* Begin *

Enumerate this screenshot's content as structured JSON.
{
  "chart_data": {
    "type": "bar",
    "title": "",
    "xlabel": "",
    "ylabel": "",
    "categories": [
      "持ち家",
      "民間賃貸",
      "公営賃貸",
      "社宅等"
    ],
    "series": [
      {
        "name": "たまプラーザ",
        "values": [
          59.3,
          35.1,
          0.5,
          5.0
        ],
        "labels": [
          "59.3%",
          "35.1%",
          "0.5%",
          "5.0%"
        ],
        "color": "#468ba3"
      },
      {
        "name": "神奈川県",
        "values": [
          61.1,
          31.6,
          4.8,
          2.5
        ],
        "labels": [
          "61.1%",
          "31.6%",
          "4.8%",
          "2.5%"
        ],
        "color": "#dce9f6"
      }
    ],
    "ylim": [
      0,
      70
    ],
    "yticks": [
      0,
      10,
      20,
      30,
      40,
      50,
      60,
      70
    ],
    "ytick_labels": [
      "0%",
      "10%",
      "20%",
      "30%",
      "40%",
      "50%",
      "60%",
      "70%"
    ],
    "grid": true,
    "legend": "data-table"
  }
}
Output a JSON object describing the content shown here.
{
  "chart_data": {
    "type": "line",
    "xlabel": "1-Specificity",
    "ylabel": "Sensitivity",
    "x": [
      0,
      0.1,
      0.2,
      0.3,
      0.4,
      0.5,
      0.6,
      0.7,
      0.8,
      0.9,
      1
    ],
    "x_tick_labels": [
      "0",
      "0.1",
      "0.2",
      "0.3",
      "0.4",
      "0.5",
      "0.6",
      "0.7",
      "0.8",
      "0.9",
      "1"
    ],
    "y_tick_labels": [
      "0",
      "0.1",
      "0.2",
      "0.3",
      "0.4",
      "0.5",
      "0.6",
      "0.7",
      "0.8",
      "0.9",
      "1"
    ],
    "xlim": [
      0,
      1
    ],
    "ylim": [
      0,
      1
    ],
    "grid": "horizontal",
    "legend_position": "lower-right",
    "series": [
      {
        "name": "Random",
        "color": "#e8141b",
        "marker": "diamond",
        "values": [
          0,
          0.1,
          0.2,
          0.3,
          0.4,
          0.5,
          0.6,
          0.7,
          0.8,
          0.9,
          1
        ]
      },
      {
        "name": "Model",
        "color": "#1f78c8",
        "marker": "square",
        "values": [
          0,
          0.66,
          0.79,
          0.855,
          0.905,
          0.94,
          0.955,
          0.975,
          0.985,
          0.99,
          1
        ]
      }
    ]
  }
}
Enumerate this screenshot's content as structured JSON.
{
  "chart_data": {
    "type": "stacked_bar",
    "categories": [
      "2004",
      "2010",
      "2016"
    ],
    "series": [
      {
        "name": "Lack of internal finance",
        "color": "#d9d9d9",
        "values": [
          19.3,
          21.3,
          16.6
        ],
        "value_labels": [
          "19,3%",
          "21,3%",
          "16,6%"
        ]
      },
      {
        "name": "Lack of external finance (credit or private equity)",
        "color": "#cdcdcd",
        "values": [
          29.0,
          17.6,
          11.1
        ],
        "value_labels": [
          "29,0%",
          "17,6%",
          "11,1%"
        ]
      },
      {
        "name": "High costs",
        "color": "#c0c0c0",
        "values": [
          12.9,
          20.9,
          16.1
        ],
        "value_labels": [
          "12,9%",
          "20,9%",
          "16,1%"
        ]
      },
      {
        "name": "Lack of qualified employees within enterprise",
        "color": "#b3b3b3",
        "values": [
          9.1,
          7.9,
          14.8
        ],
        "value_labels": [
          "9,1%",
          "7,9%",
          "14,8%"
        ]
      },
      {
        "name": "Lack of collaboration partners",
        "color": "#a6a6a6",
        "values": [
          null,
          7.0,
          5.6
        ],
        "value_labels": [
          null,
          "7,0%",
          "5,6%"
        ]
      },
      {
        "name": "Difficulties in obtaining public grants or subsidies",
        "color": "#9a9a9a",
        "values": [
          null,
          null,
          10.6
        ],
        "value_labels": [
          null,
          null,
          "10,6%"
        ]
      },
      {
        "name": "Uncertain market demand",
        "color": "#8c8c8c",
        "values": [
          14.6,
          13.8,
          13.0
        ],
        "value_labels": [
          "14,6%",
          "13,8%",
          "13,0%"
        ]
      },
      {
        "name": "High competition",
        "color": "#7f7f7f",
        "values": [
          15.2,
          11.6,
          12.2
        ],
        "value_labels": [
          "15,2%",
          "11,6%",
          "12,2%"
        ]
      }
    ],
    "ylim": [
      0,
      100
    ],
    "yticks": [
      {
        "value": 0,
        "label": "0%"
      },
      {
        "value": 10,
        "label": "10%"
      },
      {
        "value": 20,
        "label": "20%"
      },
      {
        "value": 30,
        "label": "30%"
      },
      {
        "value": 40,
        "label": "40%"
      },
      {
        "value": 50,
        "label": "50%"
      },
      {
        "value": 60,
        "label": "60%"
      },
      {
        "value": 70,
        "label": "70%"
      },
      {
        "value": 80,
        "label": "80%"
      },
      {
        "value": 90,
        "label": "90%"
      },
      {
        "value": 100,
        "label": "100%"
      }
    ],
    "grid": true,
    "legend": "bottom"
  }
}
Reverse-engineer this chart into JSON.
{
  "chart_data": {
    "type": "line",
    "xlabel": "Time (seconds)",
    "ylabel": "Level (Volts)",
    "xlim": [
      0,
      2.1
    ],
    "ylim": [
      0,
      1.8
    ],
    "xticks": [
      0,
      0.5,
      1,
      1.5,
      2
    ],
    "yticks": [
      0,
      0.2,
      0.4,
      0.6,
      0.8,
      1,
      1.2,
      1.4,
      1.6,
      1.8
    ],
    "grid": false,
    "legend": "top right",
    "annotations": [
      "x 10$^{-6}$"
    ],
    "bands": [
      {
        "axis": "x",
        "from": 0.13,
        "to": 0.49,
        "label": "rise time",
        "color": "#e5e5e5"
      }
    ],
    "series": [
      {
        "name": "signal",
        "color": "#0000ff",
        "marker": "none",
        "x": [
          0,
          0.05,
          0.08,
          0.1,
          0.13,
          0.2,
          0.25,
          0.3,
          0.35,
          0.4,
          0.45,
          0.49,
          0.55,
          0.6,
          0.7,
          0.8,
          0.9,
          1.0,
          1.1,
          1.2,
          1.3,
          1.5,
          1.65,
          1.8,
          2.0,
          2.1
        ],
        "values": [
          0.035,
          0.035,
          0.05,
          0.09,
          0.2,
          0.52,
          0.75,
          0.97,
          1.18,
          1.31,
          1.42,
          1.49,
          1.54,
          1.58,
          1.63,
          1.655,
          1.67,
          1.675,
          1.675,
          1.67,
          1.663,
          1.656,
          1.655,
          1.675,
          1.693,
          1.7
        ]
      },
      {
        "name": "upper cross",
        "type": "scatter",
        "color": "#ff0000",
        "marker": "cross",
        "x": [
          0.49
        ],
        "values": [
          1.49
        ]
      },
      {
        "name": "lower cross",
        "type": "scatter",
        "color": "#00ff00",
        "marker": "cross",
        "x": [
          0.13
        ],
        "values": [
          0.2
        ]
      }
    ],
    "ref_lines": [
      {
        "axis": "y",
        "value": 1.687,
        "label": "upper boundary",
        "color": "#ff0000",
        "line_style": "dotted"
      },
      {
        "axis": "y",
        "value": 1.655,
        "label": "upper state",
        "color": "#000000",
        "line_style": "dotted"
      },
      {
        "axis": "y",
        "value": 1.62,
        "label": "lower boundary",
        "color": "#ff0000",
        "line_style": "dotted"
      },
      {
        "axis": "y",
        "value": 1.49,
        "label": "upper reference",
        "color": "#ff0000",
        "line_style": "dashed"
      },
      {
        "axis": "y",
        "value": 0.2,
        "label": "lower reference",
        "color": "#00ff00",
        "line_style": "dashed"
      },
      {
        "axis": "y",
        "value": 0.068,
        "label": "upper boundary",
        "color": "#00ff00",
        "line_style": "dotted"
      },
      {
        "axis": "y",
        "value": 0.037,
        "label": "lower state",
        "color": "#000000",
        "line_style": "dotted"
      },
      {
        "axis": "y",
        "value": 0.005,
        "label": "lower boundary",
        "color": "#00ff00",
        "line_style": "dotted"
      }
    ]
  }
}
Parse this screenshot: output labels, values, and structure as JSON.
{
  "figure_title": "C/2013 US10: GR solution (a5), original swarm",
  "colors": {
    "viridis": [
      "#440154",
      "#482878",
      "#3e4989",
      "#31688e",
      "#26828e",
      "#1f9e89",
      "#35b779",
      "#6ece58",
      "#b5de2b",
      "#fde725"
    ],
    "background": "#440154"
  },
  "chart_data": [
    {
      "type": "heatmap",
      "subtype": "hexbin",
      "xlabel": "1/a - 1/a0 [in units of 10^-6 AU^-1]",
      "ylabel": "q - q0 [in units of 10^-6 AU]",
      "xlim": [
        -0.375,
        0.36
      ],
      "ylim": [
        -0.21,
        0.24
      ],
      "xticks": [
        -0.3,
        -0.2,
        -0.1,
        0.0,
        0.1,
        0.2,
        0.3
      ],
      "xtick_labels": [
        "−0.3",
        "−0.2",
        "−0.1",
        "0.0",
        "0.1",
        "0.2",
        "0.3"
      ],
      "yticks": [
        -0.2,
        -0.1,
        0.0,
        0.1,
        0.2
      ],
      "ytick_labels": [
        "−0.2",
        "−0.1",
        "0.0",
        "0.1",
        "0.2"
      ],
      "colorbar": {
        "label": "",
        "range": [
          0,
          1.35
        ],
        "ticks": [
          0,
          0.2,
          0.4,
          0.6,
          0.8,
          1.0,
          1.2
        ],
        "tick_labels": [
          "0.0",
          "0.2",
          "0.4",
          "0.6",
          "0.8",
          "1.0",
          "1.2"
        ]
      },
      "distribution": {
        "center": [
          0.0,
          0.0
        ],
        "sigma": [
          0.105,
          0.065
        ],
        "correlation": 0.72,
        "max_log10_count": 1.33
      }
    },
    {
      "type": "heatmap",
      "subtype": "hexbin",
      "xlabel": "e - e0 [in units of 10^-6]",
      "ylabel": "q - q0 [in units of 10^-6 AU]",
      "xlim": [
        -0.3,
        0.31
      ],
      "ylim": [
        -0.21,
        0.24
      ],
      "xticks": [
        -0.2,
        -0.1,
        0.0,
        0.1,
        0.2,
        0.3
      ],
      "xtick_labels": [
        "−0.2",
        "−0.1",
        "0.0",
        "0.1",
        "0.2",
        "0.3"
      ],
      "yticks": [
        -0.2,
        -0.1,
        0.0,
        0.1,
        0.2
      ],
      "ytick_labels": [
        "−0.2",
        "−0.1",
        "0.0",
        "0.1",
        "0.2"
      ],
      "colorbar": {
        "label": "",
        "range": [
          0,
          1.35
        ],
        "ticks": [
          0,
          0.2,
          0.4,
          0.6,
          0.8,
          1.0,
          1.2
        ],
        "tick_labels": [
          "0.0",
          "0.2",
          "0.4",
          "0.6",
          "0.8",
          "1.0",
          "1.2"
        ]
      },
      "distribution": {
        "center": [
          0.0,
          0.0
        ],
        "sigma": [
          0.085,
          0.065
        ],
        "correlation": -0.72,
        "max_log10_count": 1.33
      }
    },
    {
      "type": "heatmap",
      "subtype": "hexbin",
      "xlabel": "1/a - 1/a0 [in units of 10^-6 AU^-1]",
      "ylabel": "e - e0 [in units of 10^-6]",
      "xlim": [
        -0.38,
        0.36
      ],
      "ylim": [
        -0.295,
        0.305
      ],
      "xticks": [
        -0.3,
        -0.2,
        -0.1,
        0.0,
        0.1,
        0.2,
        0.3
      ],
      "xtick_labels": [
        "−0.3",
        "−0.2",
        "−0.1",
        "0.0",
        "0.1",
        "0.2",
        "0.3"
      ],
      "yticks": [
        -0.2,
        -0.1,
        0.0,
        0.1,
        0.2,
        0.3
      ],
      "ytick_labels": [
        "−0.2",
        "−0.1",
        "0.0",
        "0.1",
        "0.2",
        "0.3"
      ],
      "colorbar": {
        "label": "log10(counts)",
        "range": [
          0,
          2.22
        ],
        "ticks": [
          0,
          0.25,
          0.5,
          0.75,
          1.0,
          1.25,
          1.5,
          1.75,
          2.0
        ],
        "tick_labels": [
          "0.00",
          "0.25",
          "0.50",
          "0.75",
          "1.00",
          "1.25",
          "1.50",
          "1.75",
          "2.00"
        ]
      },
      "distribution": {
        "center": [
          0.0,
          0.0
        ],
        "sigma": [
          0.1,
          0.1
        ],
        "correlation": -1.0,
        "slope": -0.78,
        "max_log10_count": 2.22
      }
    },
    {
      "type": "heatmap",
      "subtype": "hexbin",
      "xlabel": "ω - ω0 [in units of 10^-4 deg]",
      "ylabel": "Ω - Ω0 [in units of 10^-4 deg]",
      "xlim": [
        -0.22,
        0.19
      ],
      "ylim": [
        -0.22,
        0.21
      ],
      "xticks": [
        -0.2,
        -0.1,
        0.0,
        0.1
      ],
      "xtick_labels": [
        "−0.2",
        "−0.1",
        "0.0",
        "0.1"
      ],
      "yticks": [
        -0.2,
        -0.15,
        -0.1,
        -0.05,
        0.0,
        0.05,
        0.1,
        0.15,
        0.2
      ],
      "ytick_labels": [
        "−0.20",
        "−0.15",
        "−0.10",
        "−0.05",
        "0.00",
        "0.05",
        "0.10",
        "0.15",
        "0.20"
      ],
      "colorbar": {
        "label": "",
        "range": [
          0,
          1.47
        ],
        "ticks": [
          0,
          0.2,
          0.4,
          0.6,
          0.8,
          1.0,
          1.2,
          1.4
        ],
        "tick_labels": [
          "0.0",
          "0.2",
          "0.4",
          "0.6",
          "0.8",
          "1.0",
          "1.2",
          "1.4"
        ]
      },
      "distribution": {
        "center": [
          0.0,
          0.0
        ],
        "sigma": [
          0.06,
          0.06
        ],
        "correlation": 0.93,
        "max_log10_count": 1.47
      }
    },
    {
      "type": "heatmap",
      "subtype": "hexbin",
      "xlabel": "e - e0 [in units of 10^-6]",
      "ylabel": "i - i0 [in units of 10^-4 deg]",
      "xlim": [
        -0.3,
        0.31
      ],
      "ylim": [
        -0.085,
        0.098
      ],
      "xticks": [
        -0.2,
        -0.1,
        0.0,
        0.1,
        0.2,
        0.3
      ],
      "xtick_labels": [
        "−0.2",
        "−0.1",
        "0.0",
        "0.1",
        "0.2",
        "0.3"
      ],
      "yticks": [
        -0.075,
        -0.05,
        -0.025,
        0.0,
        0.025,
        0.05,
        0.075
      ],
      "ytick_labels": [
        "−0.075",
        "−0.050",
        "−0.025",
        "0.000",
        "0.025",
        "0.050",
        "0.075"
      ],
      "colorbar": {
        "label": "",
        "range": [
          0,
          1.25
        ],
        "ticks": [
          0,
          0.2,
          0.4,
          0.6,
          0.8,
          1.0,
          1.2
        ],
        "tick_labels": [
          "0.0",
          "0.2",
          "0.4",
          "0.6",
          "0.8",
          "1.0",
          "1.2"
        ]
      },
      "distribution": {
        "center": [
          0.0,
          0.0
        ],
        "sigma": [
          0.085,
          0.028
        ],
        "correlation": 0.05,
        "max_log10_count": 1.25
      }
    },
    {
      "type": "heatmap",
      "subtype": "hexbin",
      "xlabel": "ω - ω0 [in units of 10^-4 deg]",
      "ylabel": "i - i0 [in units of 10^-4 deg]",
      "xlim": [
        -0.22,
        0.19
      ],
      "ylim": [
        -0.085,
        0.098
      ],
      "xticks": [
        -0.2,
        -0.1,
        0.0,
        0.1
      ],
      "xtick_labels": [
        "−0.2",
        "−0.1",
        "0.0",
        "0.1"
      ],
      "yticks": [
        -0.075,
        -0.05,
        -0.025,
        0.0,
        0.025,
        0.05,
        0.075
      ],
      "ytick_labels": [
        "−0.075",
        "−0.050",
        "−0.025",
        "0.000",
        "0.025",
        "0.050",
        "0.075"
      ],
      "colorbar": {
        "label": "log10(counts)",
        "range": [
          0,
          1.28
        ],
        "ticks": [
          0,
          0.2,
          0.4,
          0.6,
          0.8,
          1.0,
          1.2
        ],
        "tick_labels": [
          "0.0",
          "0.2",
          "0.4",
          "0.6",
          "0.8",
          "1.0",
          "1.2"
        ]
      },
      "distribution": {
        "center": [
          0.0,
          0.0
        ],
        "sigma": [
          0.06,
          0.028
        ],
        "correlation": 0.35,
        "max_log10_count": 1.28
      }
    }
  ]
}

* End *

* _Exercise requirements_
Note every line above where the string "marker" shows up, and copy those lines.

* _Response to this exercise_
        "marker": "diamond",
        "marker": "square",
        "marker": "none",
        "marker": "cross",
        "marker": "cross",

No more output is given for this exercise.